[Dataset records]
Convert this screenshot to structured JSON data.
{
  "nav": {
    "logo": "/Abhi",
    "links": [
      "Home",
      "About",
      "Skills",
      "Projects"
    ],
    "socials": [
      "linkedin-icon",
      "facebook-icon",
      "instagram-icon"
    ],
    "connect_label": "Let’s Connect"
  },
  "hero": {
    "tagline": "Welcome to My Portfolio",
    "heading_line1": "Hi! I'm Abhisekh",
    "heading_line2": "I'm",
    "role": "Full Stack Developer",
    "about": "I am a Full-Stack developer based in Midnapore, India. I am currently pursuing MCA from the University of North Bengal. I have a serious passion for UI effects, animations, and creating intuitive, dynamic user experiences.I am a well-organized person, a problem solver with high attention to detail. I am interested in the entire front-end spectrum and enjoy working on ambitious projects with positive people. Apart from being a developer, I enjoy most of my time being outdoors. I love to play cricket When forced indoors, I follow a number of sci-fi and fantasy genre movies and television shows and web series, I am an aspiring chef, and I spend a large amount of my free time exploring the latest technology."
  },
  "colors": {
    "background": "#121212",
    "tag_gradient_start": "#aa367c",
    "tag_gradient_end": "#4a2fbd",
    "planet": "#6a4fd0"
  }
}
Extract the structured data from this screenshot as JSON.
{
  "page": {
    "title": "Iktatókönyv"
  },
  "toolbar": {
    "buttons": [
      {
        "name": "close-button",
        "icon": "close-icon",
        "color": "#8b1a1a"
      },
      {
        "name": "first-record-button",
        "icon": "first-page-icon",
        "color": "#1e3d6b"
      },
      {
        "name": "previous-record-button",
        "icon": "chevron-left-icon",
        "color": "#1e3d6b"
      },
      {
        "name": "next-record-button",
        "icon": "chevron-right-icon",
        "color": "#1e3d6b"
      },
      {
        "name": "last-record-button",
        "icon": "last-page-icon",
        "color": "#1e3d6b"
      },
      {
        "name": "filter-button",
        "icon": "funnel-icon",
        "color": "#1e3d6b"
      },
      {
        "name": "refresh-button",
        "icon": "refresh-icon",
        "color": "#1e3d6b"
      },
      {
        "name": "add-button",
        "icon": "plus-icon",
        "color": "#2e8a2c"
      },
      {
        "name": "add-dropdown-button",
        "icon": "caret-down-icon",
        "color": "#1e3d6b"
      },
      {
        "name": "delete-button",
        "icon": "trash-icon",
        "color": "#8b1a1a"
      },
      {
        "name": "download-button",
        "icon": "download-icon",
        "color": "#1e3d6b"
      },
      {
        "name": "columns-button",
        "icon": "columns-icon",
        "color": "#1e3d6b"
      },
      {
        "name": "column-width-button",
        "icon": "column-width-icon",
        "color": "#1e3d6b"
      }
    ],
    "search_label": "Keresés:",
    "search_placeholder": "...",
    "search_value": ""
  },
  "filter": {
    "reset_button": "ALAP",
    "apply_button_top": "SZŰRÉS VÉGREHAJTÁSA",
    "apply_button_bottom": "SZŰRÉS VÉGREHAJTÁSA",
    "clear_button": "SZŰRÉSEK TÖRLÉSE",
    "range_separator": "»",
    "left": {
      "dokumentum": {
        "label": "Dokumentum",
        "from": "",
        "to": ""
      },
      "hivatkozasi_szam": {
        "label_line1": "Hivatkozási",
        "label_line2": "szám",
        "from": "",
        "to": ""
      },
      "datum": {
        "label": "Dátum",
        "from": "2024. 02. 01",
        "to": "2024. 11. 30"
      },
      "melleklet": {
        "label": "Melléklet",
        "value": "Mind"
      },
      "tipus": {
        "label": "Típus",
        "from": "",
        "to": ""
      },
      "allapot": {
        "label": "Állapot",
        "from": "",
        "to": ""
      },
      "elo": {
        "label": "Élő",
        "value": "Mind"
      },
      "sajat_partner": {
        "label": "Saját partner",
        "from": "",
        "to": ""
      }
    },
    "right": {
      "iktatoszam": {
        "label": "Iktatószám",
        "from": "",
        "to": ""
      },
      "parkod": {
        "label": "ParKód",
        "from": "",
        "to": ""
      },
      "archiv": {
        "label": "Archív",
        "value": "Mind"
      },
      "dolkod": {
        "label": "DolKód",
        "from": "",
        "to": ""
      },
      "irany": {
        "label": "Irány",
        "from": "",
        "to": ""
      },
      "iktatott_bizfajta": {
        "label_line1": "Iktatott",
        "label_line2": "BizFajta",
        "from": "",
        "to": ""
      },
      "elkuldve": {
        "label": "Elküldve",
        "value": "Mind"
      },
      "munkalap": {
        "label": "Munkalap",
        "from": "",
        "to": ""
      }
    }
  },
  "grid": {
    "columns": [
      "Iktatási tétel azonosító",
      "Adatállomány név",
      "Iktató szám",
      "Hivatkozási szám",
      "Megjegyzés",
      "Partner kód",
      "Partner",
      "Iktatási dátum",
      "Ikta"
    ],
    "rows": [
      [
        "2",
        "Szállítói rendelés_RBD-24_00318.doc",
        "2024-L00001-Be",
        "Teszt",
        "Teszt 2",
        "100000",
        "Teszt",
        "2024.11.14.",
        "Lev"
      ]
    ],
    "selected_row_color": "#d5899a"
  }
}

> _Written instruction_: Every line of the data above should be copied exactly.

> _Output for this task_:
Convert this screenshot to structured JSON data.
{
  "nav": {
    "logo": "/Abhi",
    "links": [
      "Home",
      "About",
      "Skills",
      "Projects"
    ],
    "socials": [
      "linkedin-icon",
      "facebook-icon",
      "instagram-icon"
    ],
    "connect_label": "Let’s Connect"
  },
  "hero": {
    "tagline": "Welcome to My Portfolio",
    "heading_line1": "Hi! I'm Abhisekh",
    "heading_line2": "I'm",
    "role": "Full Stack Developer",
    "about": "I am a Full-Stack developer based in Midnapore, India. I am currently pursuing MCA from the University of North Bengal. I have a serious passion for UI effects, animations, and creating intuitive, dynamic user experiences.I am a well-organized person, a problem solver with high attention to detail. I am interested in the entire front-end spectrum and enjoy working on ambitious projects with positive people. Apart from being a developer, I enjoy most of my time being outdoors. I love to play cricket When forced indoors, I follow a number of sci-fi and fantasy genre movies and television shows and web series, I am an aspiring chef, and I spend a large amount of my free time exploring the latest technology."
  },
  "colors": {
    "background": "#121212",
    "tag_gradient_start": "#aa367c",
    "tag_gradient_end": "#4a2fbd",
    "planet": "#6a4fd0"
  }
}
Extract the structured data from this screenshot as JSON.
{
  "page": {
    "title": "Iktatókönyv"
  },
  "toolbar": {
    "buttons": [
      {
        "name": "close-button",
        "icon": "close-icon",
        "color": "#8b1a1a"
      },
      {
        "name": "first-record-button",
        "icon": "first-page-icon",
        "color": "#1e3d6b"
      },
      {
        "name": "previous-record-button",
        "icon": "chevron-left-icon",
        "color": "#1e3d6b"
      },
      {
        "name": "next-record-button",
        "icon": "chevron-right-icon",
        "color": "#1e3d6b"
      },
      {
        "name": "last-record-button",
        "icon": "last-page-icon",
        "color": "#1e3d6b"
      },
      {
        "name": "filter-button",
        "icon": "funnel-icon",
        "color": "#1e3d6b"
      },
      {
        "name": "refresh-button",
        "icon": "refresh-icon",
        "color": "#1e3d6b"
      },
      {
        "name": "add-button",
        "icon": "plus-icon",
        "color": "#2e8a2c"
      },
      {
        "name": "add-dropdown-button",
        "icon": "caret-down-icon",
        "color": "#1e3d6b"
      },
      {
        "name": "delete-button",
        "icon": "trash-icon",
        "color": "#8b1a1a"
      },
      {
        "name": "download-button",
        "icon": "download-icon",
        "color": "#1e3d6b"
      },
      {
        "name": "columns-button",
        "icon": "columns-icon",
        "color": "#1e3d6b"
      },
      {
        "name": "column-width-button",
        "icon": "column-width-icon",
        "color": "#1e3d6b"
      }
    ],
    "search_label": "Keresés:",
    "search_placeholder": "...",
    "search_value": ""
  },
  "filter": {
    "reset_button": "ALAP",
    "apply_button_top": "SZŰRÉS VÉGREHAJTÁSA",
    "apply_button_bottom": "SZŰRÉS VÉGREHAJTÁSA",
    "clear_button": "SZŰRÉSEK TÖRLÉSE",
    "range_separator": "»",
    "left": {
      "dokumentum": {
        "label": "Dokumentum",
        "from": "",
        "to": ""
      },
      "hivatkozasi_szam": {
        "label_line1": "Hivatkozási",
        "label_line2": "szám",
        "from": "",
        "to": ""
      },
      "datum": {
        "label": "Dátum",
        "from": "2024. 02. 01",
        "to": "2024. 11. 30"
      },
      "melleklet": {
        "label": "Melléklet",
        "value": "Mind"
      },
      "tipus": {
        "label": "Típus",
        "from": "",
        "to": ""
      },
      "allapot": {
        "label": "Állapot",
        "from": "",
        "to": ""
      },
      "elo": {
        "label": "Élő",
        "value": "Mind"
      },
      "sajat_partner": {
        "label": "Saját partner",
        "from": "",
        "to": ""
      }
    },
    "right": {
      "iktatoszam": {
        "label": "Iktatószám",
        "from": "",
        "to": ""
      },
      "parkod": {
        "label": "ParKód",
        "from": "",
        "to": ""
      },
      "archiv": {
        "label": "Archív",
        "value": "Mind"
      },
      "dolkod": {
        "label": "DolKód",
        "from": "",
        "to": ""
      },
      "irany": {
        "label": "Irány",
        "from": "",
        "to": ""
      },
      "iktatott_bizfajta": {
        "label_line1": "Iktatott",
        "label_line2": "BizFajta",
        "from": "",
        "to": ""
      },
      "elkuldve": {
        "label": "Elküldve",
        "value": "Mind"
      },
      "munkalap": {
        "label": "Munkalap",
        "from": "",
        "to": ""
      }
    }
  },
  "grid": {
    "columns": [
      "Iktatási tétel azonosító",
      "Adatállomány név",
      "Iktató szám",
      "Hivatkozási szám",
      "Megjegyzés",
      "Partner kód",
      "Partner",
      "Iktatási dátum",
      "Ikta"
    ],
    "rows": [
      [
        "2",
        "Szállítói rendelés_RBD-24_00318.doc",
        "2024-L00001-Be",
        "Teszt",
        "Teszt 2",
        "100000",
        "Teszt",
        "2024.11.14.",
        "Lev"
      ]
    ],
    "selected_row_color": "#d5899a"
  }
}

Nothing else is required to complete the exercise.